[Exercise 1]
In the Chef patterns library introduction, what does the abbreviation LOPP stand for?
[Exercise 2]
Transcribe the part of the Chef patterns library introduction that opens with the words containing "This repo is" and closes with "in with cookbook?)".
[Exercise 3]
Write the next part of the Chef patterns library introduction, picking up after its final sentence.

[Document segment]
• • • • • • •

Welcome to the Library of Chef Patterns and Practices (aka 'LOPP': Library of Patterns and Practices).

About "Patterns" and "Best Practices":

  • Design patterns are solutions to software design problems you find again and again in real-world application development. Patterns are about reusable designs and interactions. You will not use and often cannot use every pattern, and many of them are mutually exclusive. The inspiration comes from TK 'Design Pattterns' and Christopher Alexander's 'Pattern Language'.
  • Anti-patterns are commonly adopted practices that end up being counter-productive. They often have their root in good design patterns but are often taken to an extreme or miss a key element that subvert their good intent.
  • Best Practices are often conflated with mediocritiy, thanks in part to the work of Scott Adams. We have nonetheless identified Chef best practices that all sites should adopt unless there are uniquely compelling circumstances.

Best Practices are Mediocrity

The term 'pattern' herein is used for any single topic describing a single pattern, antipattern or best practice.

Organization

This repo is an interim home to the LOPP, pending transition to a yet-to-be-determined LOPP platform. For the time being:

  • all patterns are described in file in the top level directory
  • the patterns are organized around general topics as follows:
    • language patterns: apply to using the Chef and Ruby language within a cookbook (lump in with cookbook?)
    • cookbook patterns: apply to using cookbooks together as units describing and application or infrastructure. This includes using roles, environments, policyfiles, etc. since those are all about getting cookbooks to work together rationally in the context of converging a node to do usefule work.

• • • • • • •

[Recorded data]
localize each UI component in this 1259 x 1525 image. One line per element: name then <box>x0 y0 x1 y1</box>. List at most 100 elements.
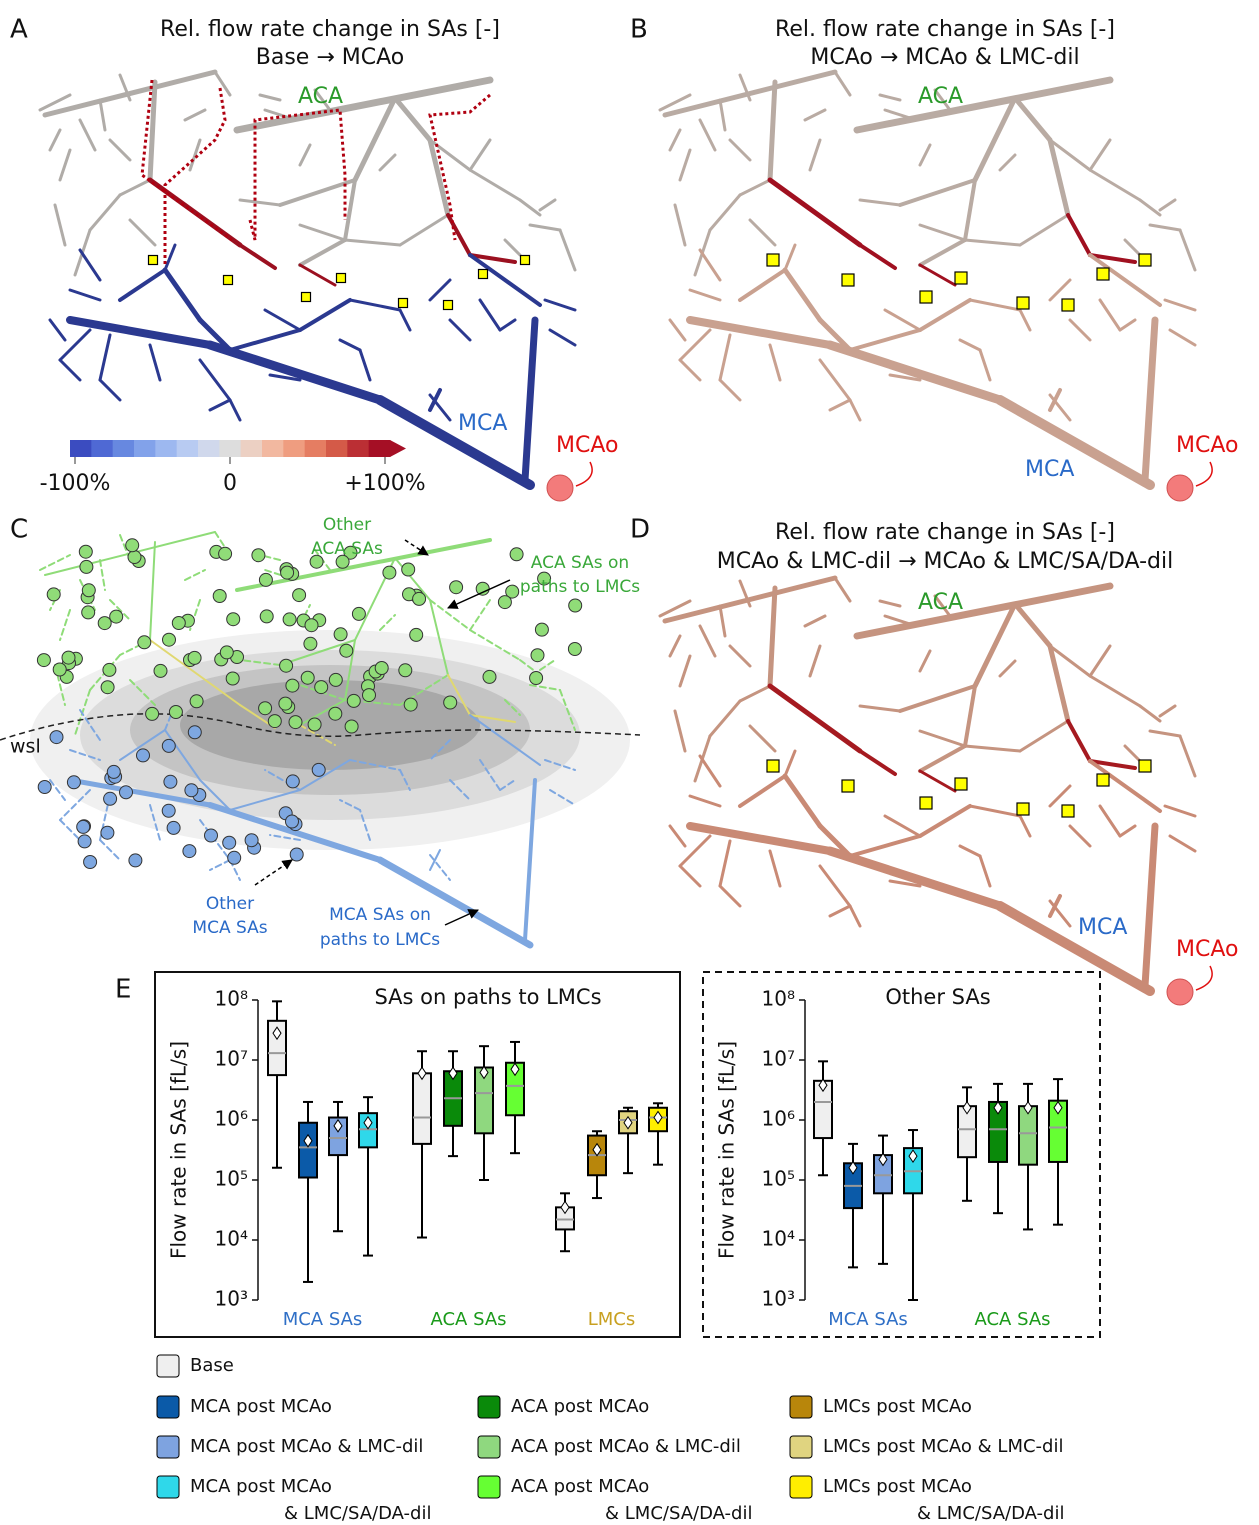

• • • • • • •

[Final result 1]
Library of Patterns and Practices

[Final result 2]
This repo is an interim home to the LOPP, pending transition to a yet-to-be-determined LOPP platform. For the time being:

  • all patterns are described in file in the top level directory
  • the patterns are organized around general topics as follows:
    • language patterns: apply to using the Chef and Ruby language within a cookbook (lump in with cookbook?)

[Final result 3]
    • server patterns: apply to running your Chef server, or Hosted Chef, or doing without a server entirely
    • operating patterns: apply to using Chef servers and clients together, including orchestration (lump in with implementation?)
    • implementation patterns: apply to using these technologies together in ways that aren't captured by above topics.
    • cultural patterns: apply to technology-independent patterns of success.
  • each pattern should be named as topic_(bp|ap|pat)-short-description.md to enable rational sorting, where bp='bestpractice', ap='anitpattern', pat='pattern'. Examples:
    • 'language_pat-use-common-idioms.md'
    • 'cultural_pat-demonstrate-relentlessly.md'
    • 'server_ap-scaling-early.md'
    • 'implementation_bp-version-contral-all-the-things.md'
  • pattern template: See pattern template

Adding new patterns

Candidate patterns should be added to the relevant wiki pages. As of this time, all patterns are candidate patterns.

When we formally adopt patterns through a yet-to-be-determined process, new patterns should be submitted as PRs following standard Github workflow, using the template and the naming conventions described above. Updating this index file will be the responsibility of the maintainers.

Feel free to submit issues that describe candidate patterns prior to the full pattern, but please do so with the intent of writing the pattern if subsequent discussion is encouraging.

Reference material

Administrivia

Copyright

Chef Patterns are in the public domain. In jurisdictions that do not allow for this, they are available under CC0. To the extent possible under law, the person who associated CC0 with their work has waived all copyright and related or neighboring rights to their work.

Maintainers

Peter Burkholder (pburkholder)
Josh O'brien
Mike Tyler
`` etc....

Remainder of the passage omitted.